» **SECCIÓN DEL DOCUMENTO**
--------------------------------
Por eso, y todavía no sé la razón, el dos de febrero, el día de la virgen de la Candelaria, muchos lo escogieron como el comienzo de la subienda, en especial un compositor chocoano que tiene por qué saberlo, y en vez de irse de pesca, más bien tomó papel y lápiz y nos regaló una bella canción que inmortalizó Gabriel Romero. Se llama de manera muy simple: La subienda.
Un día de estos tendremos la oportunidad de ahondar en la vida del cantante Gabriel Alonso Suárez Romero, el hombre que nació en Sabanagrande Atlántico el 20 de septiembre de 1943, el mismo que desde los diez años se le dio por integrar un conjunto musical con sus compañeritos para imitar a las grandes orquestas y ser integrante de algunas de ellas, sueñó que hizo realidad, al que con toda la razón lo bautizaron como Gabriel el "Rumba" Romero y también le aplicaron el de El Cumbiambero Mayor, el mismo que con su voz inmortalizó canciones como Violencia, La piragua, por apenas mencionar sus primeras incursiones; ah, y La subienda. Así que será otro día el que escribiremos sobre este personaje porque hoy nos montamos en el bus de Senén Eduardo Palacios Córdoba.
La historia dice que lo han conocido siempre como Neguá, por haber nacido en la población chocoana de San Rafael de Neguá, muy cerca de la capital, Quibdó, el 21 de julio de 1951. Desarrolló el arte como un músico autodidacta y desde sus 19 años empezó a componer canciones, y a principios de 1970 creó su primera agrupación a la que llamó Neguá y su Gente y otra que fue conocida como La Negramenta. Su canción bandera, La subienda, la compuso hace 43 años, en el mes de febrero de 1980 y al poco tiempo se la entregó a Gabriel Romero en los propios estudios de Discos Fuentes, en la ciudad de Medellín. También coincidió con los buenos tiempos en los que mandaba la parada la orquesta de Fruko y sus Tesos, la que le grabó su primera composición, el clásico Nadando, en la voz de Joe Arroyo, por allá por el año de 1973. Y con esa pieza despegó la carrera del popular Neguá, quien se convirtió en un verdadero embajador de la cumbia colombiana en diferentes países.
Esto le permitió ir a Europa en donde vivió por temporadas, pero siempre regresó a su pueblo amado, como el siempre decía cuando se refería a su natal Neguá. Fue allá en esas tierras en donde protagonizó una serie de anécdotas que lo pintan de cuerpo entero, es decir, como un personaje excéntrico y desfachatado. Al decir del vocalista Markitos Micolta, paisano de Senén, se trata de “un negro muy especial”. Y va más allá cuando dice: “Al principio yo pensé que era como un loquito, pero cuando ya lo fui conociendo me di cuenta de que era una persona muy importante en la música en Colombia”.
Aparte de ser un eximio compositor, fue además director de orquesta experto en salsa y música tropical, actividades que le permitieron dejar para la posteridad un innumerable catálogo de canciones, que ya se consideran clásicos como Las cabañuelas y Valluna que grabaron Los Latin Brothers; El árbol que me daba sombra, Nadando, con Fruko y sus Tesos: La guagua y El carbonero, clásicos del Combo Candela; Caperuza para Los Pico Pico; El disfraz en interpretación de Los Corraleros de Majagual, y El barbudo junto con Las mujeres de San Juan para la agrupación Afrosound.
--------------------------------
» **CONTENIDO DE DATOS**
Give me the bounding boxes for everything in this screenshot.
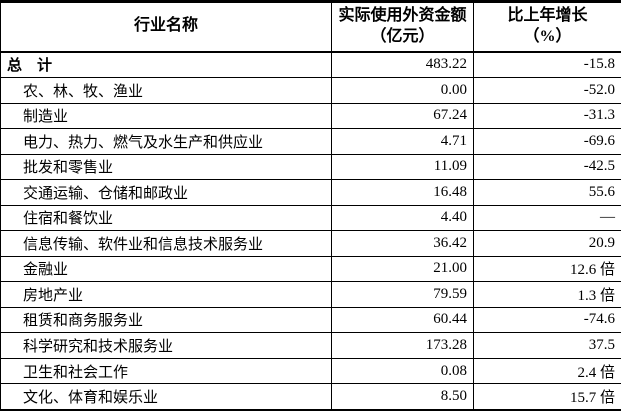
--------------------------------
» **TAREAS PENDIENTES**
**1)** Por favor, indica si cada afirmación coincide con el texto sobre Neguá y responde sí o no, citando textualmente las palabras que lo deciden. (a) Neguá compuso La subienda en febrero de 1980. (b) Gabriel Romero nació en Quibdó. (c) Neguá se quedó a vivir para siempre en Europa.
**2)** Actualiza la parte del texto sobre Neguá que empieza con las palabras que contienen "Por eso, y todavía" y termina con "simple: La subienda.", cambiando "canción" por "melodía".
El material procede de otra fuente.

» **SOLUCIONES**
**1)**
(a) Sí: "la compuso hace 43 años, en el mes de febrero de 1980".
(b) No: "nació en Sabanagrande Atlántico el 20 de septiembre de 1943".
(c) No: "pero siempre regresó a su pueblo amado".

**2)**
Por eso, y todavía no sé la razón, el dos de febrero, el día de la virgen de la Candelaria, muchos lo escogieron como el comienzo de la subienda, en especial un compositor chocoano que tiene por qué saberlo, y en vez de irse de pesca, más bien tomó papel y lápiz y nos regaló una bella melodía que inmortalizó Gabriel Romero. Se llama de manera muy simple: La subienda.